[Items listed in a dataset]
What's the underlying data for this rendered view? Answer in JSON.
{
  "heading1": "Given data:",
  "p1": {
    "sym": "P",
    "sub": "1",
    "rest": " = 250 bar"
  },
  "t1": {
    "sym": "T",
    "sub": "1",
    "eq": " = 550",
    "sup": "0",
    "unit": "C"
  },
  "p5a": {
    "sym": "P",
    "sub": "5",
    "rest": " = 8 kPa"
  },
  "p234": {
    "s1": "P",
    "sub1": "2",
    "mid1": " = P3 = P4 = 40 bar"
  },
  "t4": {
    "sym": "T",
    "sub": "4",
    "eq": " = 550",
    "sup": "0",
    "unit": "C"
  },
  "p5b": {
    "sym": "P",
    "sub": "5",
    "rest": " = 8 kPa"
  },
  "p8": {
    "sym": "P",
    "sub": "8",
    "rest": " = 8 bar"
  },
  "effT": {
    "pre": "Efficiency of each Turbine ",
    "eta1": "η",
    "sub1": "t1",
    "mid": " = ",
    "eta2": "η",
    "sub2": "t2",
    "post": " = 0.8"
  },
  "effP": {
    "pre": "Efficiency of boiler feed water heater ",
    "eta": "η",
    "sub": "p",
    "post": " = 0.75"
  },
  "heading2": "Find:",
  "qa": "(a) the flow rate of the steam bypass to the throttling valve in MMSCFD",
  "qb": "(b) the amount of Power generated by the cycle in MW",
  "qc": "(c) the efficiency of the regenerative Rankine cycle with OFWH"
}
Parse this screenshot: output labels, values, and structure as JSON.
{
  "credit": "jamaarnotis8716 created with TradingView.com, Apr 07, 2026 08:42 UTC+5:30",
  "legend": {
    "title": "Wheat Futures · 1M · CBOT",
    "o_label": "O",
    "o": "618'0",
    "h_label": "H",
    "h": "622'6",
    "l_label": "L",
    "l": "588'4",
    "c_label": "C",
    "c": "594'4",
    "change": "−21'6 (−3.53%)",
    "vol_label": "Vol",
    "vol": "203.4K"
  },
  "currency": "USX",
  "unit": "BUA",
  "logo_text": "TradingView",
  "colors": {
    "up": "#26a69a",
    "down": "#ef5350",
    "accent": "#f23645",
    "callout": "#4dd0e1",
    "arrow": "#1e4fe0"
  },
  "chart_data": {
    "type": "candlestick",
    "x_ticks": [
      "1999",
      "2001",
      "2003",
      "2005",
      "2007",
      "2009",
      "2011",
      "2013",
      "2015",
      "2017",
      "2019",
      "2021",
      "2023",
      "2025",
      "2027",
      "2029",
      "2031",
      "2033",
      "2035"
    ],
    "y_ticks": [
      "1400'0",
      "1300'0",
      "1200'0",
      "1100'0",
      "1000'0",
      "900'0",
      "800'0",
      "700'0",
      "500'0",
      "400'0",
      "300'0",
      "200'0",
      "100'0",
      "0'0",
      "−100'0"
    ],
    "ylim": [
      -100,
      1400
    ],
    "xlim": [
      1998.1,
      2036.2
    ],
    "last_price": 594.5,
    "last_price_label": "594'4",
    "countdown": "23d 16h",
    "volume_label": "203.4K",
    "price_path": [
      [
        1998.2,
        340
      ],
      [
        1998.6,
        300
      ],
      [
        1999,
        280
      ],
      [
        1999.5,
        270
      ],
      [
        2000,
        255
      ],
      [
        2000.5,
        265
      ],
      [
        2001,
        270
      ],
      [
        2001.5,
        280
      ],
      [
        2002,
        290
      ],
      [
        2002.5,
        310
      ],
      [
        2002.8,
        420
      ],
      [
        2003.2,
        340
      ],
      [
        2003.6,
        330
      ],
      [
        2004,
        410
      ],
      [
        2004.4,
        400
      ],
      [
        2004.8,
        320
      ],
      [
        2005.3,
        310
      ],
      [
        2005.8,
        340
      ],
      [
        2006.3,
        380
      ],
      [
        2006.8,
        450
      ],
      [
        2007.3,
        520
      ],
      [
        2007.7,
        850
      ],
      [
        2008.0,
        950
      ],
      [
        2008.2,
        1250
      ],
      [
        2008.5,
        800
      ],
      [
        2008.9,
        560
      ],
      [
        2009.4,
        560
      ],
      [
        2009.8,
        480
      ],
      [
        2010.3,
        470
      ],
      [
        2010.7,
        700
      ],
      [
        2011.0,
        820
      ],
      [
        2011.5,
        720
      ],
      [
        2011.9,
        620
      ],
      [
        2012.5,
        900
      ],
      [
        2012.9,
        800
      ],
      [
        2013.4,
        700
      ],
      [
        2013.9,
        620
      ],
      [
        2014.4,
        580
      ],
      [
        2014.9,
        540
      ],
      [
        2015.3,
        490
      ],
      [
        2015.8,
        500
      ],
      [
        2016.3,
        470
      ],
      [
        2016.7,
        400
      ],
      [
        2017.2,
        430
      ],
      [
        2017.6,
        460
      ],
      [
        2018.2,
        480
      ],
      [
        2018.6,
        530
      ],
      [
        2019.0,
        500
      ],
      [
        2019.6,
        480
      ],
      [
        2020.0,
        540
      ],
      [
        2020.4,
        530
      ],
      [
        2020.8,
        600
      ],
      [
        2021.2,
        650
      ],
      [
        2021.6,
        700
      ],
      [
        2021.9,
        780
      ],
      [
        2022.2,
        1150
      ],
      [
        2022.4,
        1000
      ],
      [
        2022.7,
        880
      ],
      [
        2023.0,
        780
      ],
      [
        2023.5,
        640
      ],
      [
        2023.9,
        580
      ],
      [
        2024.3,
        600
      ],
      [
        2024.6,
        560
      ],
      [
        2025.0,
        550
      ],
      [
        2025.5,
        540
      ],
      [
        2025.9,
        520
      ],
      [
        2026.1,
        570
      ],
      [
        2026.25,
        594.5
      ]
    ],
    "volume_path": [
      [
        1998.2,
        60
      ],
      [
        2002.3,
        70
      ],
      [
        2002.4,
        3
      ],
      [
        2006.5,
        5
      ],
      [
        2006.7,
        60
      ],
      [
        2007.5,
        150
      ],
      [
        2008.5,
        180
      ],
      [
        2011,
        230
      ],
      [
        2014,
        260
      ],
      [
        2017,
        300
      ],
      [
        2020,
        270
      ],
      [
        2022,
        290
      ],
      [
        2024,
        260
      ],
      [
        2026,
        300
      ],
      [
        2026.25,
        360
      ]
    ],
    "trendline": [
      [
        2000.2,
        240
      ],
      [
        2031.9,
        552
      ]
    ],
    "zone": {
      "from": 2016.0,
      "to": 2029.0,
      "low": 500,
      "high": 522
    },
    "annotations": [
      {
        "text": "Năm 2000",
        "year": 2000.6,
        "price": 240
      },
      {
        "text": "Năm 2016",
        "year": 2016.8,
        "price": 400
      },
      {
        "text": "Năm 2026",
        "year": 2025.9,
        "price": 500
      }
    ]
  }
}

The request => From the entries above, copy every line containing the word "TradingView".

Solution for this problem =>
  "credit": "jamaarnotis8716 created with TradingView.com, Apr 07, 2026 08:42 UTC+5:30",
  "logo_text": "TradingView",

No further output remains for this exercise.